## Exercise requirements
Extract all records. Keep each one exact.
**** Record extracts
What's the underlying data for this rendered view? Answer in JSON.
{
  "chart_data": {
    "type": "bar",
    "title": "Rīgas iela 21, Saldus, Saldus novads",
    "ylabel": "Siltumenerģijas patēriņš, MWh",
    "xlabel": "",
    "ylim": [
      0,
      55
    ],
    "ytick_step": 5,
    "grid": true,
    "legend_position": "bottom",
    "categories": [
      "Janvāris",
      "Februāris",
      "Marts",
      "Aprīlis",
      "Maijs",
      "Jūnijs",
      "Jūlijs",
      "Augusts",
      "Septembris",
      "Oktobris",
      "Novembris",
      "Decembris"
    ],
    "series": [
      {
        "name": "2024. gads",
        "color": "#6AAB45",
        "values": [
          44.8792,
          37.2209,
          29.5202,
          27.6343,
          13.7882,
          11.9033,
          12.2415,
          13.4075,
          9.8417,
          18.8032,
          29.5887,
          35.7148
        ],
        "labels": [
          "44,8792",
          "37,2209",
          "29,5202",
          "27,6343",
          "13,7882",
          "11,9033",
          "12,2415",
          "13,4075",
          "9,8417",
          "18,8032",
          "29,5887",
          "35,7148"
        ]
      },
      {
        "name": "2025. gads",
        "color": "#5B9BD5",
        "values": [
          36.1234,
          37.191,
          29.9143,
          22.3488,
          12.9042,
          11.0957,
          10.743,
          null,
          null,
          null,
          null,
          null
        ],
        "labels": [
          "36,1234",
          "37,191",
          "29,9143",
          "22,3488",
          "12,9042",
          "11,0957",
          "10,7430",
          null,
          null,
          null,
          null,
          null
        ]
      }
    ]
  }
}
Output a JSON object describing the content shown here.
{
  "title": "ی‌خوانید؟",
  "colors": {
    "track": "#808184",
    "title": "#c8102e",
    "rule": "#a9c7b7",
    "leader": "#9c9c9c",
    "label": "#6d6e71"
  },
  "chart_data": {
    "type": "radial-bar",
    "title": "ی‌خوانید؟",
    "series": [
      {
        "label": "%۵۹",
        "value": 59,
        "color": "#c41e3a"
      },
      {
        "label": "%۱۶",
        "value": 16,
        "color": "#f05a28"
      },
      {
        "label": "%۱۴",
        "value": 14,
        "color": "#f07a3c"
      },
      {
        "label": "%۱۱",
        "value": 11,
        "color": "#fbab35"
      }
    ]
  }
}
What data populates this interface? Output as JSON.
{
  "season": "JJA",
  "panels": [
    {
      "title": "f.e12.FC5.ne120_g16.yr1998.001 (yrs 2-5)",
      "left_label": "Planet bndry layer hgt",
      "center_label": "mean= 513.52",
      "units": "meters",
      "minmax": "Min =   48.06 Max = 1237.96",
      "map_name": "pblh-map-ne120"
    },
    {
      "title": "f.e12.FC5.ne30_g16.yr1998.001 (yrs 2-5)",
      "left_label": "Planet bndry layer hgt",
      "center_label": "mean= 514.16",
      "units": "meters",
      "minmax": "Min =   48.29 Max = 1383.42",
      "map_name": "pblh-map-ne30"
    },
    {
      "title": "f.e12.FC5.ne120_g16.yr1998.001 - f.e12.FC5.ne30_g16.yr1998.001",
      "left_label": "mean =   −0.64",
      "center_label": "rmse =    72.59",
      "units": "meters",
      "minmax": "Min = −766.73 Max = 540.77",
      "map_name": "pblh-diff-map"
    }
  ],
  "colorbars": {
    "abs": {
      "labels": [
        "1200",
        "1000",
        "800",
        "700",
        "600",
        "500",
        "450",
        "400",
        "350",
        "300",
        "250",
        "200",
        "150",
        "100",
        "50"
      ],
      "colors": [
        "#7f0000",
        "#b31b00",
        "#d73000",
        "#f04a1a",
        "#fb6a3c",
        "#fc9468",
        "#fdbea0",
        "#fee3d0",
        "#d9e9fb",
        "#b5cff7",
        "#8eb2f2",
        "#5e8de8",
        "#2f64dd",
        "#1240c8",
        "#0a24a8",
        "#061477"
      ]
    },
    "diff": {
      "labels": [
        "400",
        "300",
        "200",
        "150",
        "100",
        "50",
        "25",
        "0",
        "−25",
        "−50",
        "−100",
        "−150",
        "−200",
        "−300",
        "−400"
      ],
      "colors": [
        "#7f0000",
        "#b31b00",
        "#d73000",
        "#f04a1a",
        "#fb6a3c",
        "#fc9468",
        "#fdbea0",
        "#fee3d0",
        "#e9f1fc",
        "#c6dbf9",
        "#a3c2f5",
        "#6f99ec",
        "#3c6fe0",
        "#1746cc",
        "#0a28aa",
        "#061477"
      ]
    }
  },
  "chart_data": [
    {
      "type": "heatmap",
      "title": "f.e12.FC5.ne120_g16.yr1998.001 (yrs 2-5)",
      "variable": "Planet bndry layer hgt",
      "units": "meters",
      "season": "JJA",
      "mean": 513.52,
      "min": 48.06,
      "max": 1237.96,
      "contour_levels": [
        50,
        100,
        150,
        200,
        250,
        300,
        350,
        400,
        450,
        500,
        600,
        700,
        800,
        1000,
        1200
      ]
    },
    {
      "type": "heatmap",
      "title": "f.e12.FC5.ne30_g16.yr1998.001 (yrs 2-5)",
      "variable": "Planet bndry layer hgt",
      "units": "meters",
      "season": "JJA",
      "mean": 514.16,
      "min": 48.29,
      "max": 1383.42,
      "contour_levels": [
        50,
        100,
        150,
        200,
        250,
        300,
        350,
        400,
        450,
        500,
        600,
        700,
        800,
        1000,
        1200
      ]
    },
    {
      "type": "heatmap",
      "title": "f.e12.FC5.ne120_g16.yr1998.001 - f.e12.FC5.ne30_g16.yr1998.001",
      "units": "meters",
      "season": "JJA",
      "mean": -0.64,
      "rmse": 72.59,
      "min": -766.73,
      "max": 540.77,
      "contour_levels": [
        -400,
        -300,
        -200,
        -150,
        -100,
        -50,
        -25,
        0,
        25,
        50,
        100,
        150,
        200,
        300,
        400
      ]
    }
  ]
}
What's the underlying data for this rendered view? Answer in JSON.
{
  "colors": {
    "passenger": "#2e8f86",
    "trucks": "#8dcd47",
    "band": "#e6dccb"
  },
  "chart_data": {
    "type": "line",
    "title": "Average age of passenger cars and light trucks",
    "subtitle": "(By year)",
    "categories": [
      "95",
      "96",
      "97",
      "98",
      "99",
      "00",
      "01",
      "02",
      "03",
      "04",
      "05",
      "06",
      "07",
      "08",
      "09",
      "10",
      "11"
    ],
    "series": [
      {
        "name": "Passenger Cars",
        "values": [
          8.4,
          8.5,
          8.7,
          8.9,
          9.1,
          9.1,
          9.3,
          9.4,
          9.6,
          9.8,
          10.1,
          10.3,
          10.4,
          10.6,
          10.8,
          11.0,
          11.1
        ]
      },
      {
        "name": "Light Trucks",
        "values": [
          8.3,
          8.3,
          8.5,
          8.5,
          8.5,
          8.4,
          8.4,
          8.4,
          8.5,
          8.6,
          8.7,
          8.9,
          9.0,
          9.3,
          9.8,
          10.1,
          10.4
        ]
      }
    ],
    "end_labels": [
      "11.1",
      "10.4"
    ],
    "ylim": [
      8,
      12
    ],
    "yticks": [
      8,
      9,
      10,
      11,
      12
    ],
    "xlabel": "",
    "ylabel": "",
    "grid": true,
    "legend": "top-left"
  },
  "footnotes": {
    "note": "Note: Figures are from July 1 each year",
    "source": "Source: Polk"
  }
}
********
## Response to this exercise
What's the underlying data for this rendered view? Answer in JSON.
{
  "chart_data": {
    "type": "bar",
    "title": "Rīgas iela 21, Saldus, Saldus novads",
    "ylabel": "Siltumenerģijas patēriņš, MWh",
    "xlabel": "",
    "ylim": [
      0,
      55
    ],
    "ytick_step": 5,
    "grid": true,
    "legend_position": "bottom",
    "categories": [
      "Janvāris",
      "Februāris",
      "Marts",
      "Aprīlis",
      "Maijs",
      "Jūnijs",
      "Jūlijs",
      "Augusts",
      "Septembris",
      "Oktobris",
      "Novembris",
      "Decembris"
    ],
    "series": [
      {
        "name": "2024. gads",
        "color": "#6AAB45",
        "values": [
          44.8792,
          37.2209,
          29.5202,
          27.6343,
          13.7882,
          11.9033,
          12.2415,
          13.4075,
          9.8417,
          18.8032,
          29.5887,
          35.7148
        ],
        "labels": [
          "44,8792",
          "37,2209",
          "29,5202",
          "27,6343",
          "13,7882",
          "11,9033",
          "12,2415",
          "13,4075",
          "9,8417",
          "18,8032",
          "29,5887",
          "35,7148"
        ]
      },
      {
        "name": "2025. gads",
        "color": "#5B9BD5",
        "values": [
          36.1234,
          37.191,
          29.9143,
          22.3488,
          12.9042,
          11.0957,
          10.743,
          null,
          null,
          null,
          null,
          null
        ],
        "labels": [
          "36,1234",
          "37,191",
          "29,9143",
          "22,3488",
          "12,9042",
          "11,0957",
          "10,7430",
          null,
          null,
          null,
          null,
          null
        ]
      }
    ]
  }
}
Output a JSON object describing the content shown here.
{
  "title": "ی‌خوانید؟",
  "colors": {
    "track": "#808184",
    "title": "#c8102e",
    "rule": "#a9c7b7",
    "leader": "#9c9c9c",
    "label": "#6d6e71"
  },
  "chart_data": {
    "type": "radial-bar",
    "title": "ی‌خوانید؟",
    "series": [
      {
        "label": "%۵۹",
        "value": 59,
        "color": "#c41e3a"
      },
      {
        "label": "%۱۶",
        "value": 16,
        "color": "#f05a28"
      },
      {
        "label": "%۱۴",
        "value": 14,
        "color": "#f07a3c"
      },
      {
        "label": "%۱۱",
        "value": 11,
        "color": "#fbab35"
      }
    ]
  }
}
What data populates this interface? Output as JSON.
{
  "season": "JJA",
  "panels": [
    {
      "title": "f.e12.FC5.ne120_g16.yr1998.001 (yrs 2-5)",
      "left_label": "Planet bndry layer hgt",
      "center_label": "mean= 513.52",
      "units": "meters",
      "minmax": "Min =   48.06 Max = 1237.96",
      "map_name": "pblh-map-ne120"
    },
    {
      "title": "f.e12.FC5.ne30_g16.yr1998.001 (yrs 2-5)",
      "left_label": "Planet bndry layer hgt",
      "center_label": "mean= 514.16",
      "units": "meters",
      "minmax": "Min =   48.29 Max = 1383.42",
      "map_name": "pblh-map-ne30"
    },
    {
      "title": "f.e12.FC5.ne120_g16.yr1998.001 - f.e12.FC5.ne30_g16.yr1998.001",
      "left_label": "mean =   −0.64",
      "center_label": "rmse =    72.59",
      "units": "meters",
      "minmax": "Min = −766.73 Max = 540.77",
      "map_name": "pblh-diff-map"
    }
  ],
  "colorbars": {
    "abs": {
      "labels": [
        "1200",
        "1000",
        "800",
        "700",
        "600",
        "500",
        "450",
        "400",
        "350",
        "300",
        "250",
        "200",
        "150",
        "100",
        "50"
      ],
      "colors": [
        "#7f0000",
        "#b31b00",
        "#d73000",
        "#f04a1a",
        "#fb6a3c",
        "#fc9468",
        "#fdbea0",
        "#fee3d0",
        "#d9e9fb",
        "#b5cff7",
        "#8eb2f2",
        "#5e8de8",
        "#2f64dd",
        "#1240c8",
        "#0a24a8",
        "#061477"
      ]
    },
    "diff": {
      "labels": [
        "400",
        "300",
        "200",
        "150",
        "100",
        "50",
        "25",
        "0",
        "−25",
        "−50",
        "−100",
        "−150",
        "−200",
        "−300",
        "−400"
      ],
      "colors": [
        "#7f0000",
        "#b31b00",
        "#d73000",
        "#f04a1a",
        "#fb6a3c",
        "#fc9468",
        "#fdbea0",
        "#fee3d0",
        "#e9f1fc",
        "#c6dbf9",
        "#a3c2f5",
        "#6f99ec",
        "#3c6fe0",
        "#1746cc",
        "#0a28aa",
        "#061477"
      ]
    }
  },
  "chart_data": [
    {
      "type": "heatmap",
      "title": "f.e12.FC5.ne120_g16.yr1998.001 (yrs 2-5)",
      "variable": "Planet bndry layer hgt",
      "units": "meters",
      "season": "JJA",
      "mean": 513.52,
      "min": 48.06,
      "max": 1237.96,
      "contour_levels": [
        50,
        100,
        150,
        200,
        250,
        300,
        350,
        400,
        450,
        500,
        600,
        700,
        800,
        1000,
        1200
      ]
    },
    {
      "type": "heatmap",
      "title": "f.e12.FC5.ne30_g16.yr1998.001 (yrs 2-5)",
      "variable": "Planet bndry layer hgt",
      "units": "meters",
      "season": "JJA",
      "mean": 514.16,
      "min": 48.29,
      "max": 1383.42,
      "contour_levels": [
        50,
        100,
        150,
        200,
        250,
        300,
        350,
        400,
        450,
        500,
        600,
        700,
        800,
        1000,
        1200
      ]
    },
    {
      "type": "heatmap",
      "title": "f.e12.FC5.ne120_g16.yr1998.001 - f.e12.FC5.ne30_g16.yr1998.001",
      "units": "meters",
      "season": "JJA",
      "mean": -0.64,
      "rmse": 72.59,
      "min": -766.73,
      "max": 540.77,
      "contour_levels": [
        -400,
        -300,
        -200,
        -150,
        -100,
        -50,
        -25,
        0,
        25,
        50,
        100,
        150,
        200,
        300,
        400
      ]
    }
  ]
}
What's the underlying data for this rendered view? Answer in JSON.
{
  "colors": {
    "passenger": "#2e8f86",
    "trucks": "#8dcd47",
    "band": "#e6dccb"
  },
  "chart_data": {
    "type": "line",
    "title": "Average age of passenger cars and light trucks",
    "subtitle": "(By year)",
    "categories": [
      "95",
      "96",
      "97",
      "98",
      "99",
      "00",
      "01",
      "02",
      "03",
      "04",
      "05",
      "06",
      "07",
      "08",
      "09",
      "10",
      "11"
    ],
    "series": [
      {
        "name": "Passenger Cars",
        "values": [
          8.4,
          8.5,
          8.7,
          8.9,
          9.1,
          9.1,
          9.3,
          9.4,
          9.6,
          9.8,
          10.1,
          10.3,
          10.4,
          10.6,
          10.8,
          11.0,
          11.1
        ]
      },
      {
        "name": "Light Trucks",
        "values": [
          8.3,
          8.3,
          8.5,
          8.5,
          8.5,
          8.4,
          8.4,
          8.4,
          8.5,
          8.6,
          8.7,
          8.9,
          9.0,
          9.3,
          9.8,
          10.1,
          10.4
        ]
      }
    ],
    "end_labels": [
      "11.1",
      "10.4"
    ],
    "ylim": [
      8,
      12
    ],
    "yticks": [
      8,
      9,
      10,
      11,
      12
    ],
    "xlabel": "",
    "ylabel": "",
    "grid": true,
    "legend": "top-left"
  },
  "footnotes": {
    "note": "Note: Figures are from July 1 each year",
    "source": "Source: Polk"
  }
}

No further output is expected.